[Collected data entries]
● ● ● ● ●

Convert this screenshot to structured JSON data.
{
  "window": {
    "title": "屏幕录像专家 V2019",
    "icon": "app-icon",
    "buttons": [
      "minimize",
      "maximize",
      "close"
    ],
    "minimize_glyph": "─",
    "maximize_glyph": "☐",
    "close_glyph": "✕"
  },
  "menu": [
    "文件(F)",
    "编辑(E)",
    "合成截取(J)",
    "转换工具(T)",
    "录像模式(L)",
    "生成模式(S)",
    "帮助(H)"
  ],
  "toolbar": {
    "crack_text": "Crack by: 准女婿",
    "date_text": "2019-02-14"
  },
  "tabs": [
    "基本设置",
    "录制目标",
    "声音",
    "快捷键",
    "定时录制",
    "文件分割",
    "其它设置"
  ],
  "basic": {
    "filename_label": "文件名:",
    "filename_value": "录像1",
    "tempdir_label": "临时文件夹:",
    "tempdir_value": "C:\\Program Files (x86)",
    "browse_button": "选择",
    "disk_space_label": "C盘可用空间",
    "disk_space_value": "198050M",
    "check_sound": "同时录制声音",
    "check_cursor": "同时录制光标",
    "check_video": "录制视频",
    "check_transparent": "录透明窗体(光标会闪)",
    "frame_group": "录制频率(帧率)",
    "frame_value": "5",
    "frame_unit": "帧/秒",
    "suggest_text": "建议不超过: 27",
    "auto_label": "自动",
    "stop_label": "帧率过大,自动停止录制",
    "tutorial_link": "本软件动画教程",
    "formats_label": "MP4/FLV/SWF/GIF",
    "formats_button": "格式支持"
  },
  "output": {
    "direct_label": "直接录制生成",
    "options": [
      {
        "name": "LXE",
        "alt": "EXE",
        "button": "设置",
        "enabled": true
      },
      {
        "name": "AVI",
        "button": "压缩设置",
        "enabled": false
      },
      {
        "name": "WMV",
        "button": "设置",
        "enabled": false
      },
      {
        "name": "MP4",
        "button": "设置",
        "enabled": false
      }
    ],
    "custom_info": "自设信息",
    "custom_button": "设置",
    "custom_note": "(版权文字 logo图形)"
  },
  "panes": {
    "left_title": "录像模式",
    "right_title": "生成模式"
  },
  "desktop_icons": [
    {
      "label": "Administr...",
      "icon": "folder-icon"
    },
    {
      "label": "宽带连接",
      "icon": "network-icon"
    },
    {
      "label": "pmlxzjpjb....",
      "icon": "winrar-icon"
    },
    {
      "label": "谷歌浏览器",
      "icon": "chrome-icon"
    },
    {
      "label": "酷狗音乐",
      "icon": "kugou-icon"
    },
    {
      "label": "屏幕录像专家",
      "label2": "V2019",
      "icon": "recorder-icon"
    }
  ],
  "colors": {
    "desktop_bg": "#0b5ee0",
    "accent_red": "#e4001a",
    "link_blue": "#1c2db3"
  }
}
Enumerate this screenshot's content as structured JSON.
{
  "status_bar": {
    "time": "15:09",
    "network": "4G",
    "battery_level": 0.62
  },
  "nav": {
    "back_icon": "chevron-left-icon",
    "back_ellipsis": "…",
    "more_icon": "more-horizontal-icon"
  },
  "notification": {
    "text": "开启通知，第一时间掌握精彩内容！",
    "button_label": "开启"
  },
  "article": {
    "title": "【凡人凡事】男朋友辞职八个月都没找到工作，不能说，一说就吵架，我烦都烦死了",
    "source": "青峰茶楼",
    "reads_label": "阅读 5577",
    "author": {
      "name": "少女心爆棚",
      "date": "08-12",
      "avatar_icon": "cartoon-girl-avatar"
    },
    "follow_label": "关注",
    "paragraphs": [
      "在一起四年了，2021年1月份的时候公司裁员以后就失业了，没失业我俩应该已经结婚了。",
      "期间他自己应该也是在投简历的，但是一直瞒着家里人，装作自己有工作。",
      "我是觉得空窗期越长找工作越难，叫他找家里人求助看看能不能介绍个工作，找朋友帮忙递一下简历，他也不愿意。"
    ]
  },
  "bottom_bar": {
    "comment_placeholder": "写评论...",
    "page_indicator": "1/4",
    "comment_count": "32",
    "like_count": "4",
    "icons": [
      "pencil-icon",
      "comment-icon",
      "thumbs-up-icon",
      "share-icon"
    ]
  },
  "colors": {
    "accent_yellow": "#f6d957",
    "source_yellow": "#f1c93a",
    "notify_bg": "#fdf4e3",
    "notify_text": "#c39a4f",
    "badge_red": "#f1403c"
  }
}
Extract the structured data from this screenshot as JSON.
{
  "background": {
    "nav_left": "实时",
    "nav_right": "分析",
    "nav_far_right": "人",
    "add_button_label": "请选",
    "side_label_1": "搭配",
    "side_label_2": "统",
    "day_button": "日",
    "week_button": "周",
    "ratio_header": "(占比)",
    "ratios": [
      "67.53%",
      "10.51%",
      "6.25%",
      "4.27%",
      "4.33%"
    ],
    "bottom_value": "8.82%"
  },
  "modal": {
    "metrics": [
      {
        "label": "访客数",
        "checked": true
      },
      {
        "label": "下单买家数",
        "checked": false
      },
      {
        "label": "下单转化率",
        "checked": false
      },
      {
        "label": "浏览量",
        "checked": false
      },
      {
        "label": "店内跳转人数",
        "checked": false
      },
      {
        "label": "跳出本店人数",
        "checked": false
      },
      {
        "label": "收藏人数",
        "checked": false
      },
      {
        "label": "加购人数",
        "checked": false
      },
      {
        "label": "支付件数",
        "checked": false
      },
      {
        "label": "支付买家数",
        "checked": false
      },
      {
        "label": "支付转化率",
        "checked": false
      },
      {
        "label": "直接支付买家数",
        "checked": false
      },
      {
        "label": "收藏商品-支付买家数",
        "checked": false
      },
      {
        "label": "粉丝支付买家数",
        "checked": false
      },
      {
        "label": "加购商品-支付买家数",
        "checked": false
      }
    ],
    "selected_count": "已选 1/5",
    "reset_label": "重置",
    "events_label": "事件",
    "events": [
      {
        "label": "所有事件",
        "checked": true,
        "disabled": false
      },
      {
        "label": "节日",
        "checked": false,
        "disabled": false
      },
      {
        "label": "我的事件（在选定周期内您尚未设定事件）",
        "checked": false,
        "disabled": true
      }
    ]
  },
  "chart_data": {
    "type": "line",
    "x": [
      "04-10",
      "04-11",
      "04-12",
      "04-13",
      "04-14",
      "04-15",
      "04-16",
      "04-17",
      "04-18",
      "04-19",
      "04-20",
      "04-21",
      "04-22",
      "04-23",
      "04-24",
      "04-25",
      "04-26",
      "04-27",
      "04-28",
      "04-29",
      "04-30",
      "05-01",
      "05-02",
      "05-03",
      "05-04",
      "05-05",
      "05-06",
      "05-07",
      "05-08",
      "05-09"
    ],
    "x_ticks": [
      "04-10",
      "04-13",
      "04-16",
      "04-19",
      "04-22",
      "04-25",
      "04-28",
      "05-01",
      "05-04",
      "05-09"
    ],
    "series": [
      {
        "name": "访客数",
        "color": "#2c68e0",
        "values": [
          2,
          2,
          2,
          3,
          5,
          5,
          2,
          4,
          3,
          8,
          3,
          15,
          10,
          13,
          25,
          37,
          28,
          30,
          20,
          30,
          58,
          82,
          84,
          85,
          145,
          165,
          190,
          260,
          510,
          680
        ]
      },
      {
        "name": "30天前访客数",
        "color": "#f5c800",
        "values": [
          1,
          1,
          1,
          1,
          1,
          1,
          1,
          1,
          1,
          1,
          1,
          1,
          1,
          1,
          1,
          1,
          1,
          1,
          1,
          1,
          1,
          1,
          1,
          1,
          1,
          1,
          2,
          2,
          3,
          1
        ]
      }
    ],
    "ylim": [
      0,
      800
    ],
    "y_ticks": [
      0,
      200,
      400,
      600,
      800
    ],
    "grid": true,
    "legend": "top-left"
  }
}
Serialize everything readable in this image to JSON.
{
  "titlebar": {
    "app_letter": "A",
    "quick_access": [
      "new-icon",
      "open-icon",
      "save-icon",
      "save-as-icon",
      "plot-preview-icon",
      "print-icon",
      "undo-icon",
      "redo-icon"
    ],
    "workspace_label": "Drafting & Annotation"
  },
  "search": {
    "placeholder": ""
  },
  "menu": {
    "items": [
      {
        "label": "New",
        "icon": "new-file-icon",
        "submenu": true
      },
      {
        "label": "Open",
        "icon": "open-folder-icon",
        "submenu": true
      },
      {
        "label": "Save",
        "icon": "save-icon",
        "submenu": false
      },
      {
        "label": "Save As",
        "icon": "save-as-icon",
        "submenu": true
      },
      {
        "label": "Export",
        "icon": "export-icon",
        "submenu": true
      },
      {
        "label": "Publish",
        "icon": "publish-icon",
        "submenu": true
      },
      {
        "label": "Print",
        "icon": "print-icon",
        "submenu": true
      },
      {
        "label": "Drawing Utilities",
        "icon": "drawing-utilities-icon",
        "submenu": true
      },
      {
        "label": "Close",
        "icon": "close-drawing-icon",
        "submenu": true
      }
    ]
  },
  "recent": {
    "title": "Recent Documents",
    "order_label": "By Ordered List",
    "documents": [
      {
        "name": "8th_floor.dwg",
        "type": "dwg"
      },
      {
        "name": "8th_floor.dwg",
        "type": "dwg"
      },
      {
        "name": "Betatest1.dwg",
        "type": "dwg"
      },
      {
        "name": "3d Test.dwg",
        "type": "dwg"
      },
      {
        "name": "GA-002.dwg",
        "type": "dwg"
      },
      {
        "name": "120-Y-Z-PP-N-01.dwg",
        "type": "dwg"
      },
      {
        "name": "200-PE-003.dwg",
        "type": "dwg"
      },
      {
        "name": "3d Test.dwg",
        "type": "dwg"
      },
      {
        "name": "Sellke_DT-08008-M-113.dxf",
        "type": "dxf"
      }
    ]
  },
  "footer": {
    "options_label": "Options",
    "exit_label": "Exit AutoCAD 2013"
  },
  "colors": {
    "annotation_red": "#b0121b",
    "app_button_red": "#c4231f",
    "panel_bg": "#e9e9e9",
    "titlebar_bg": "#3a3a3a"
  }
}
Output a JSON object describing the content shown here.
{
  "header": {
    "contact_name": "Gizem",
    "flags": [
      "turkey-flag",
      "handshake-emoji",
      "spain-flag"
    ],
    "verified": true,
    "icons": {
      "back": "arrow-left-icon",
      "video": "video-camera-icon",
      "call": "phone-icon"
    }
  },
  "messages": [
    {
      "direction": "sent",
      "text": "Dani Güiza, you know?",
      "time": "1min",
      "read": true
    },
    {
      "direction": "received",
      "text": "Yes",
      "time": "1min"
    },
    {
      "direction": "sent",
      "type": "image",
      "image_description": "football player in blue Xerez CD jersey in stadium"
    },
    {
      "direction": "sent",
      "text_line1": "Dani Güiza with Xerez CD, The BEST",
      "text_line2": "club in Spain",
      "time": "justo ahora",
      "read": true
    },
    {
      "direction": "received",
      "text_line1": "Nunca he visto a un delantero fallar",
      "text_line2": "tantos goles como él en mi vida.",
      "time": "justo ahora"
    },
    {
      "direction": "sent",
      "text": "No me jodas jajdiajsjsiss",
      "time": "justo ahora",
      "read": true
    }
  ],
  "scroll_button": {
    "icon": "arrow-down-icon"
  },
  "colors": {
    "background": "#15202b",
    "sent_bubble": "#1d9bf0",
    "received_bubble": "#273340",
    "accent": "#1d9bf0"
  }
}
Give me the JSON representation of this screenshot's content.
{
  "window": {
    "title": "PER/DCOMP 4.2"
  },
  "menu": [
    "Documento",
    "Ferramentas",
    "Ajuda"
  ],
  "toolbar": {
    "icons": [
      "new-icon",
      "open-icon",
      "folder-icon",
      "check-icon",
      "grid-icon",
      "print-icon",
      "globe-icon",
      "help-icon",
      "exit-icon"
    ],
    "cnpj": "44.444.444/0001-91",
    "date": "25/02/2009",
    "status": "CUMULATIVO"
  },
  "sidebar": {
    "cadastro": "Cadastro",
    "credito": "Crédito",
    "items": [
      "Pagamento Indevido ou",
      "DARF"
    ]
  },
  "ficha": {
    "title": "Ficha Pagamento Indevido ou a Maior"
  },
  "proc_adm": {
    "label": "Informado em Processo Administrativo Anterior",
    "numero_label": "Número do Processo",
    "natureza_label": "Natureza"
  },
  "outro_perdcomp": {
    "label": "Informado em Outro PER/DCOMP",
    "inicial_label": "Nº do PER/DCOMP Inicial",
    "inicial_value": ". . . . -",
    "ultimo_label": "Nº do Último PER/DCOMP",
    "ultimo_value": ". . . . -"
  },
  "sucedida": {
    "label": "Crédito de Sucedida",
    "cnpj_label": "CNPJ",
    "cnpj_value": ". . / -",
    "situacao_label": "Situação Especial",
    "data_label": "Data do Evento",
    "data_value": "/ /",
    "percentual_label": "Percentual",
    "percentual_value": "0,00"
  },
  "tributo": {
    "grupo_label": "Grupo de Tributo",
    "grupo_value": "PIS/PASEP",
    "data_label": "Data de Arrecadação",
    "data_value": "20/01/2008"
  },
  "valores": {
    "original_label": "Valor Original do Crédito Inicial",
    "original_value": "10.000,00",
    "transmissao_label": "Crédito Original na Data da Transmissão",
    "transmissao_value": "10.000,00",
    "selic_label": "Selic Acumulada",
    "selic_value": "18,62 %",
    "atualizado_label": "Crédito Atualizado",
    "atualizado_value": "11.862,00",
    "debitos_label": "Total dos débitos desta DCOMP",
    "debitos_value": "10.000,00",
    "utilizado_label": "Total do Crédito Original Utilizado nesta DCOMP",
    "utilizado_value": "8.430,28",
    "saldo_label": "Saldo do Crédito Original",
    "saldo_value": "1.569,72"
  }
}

● ● ● ● ●

SHORT TASK ▸ Tally the lines of the material above that contain the word "Pagamento" and report the total alone.

SOLUTION FOR THIS PROBLEM ▸ 2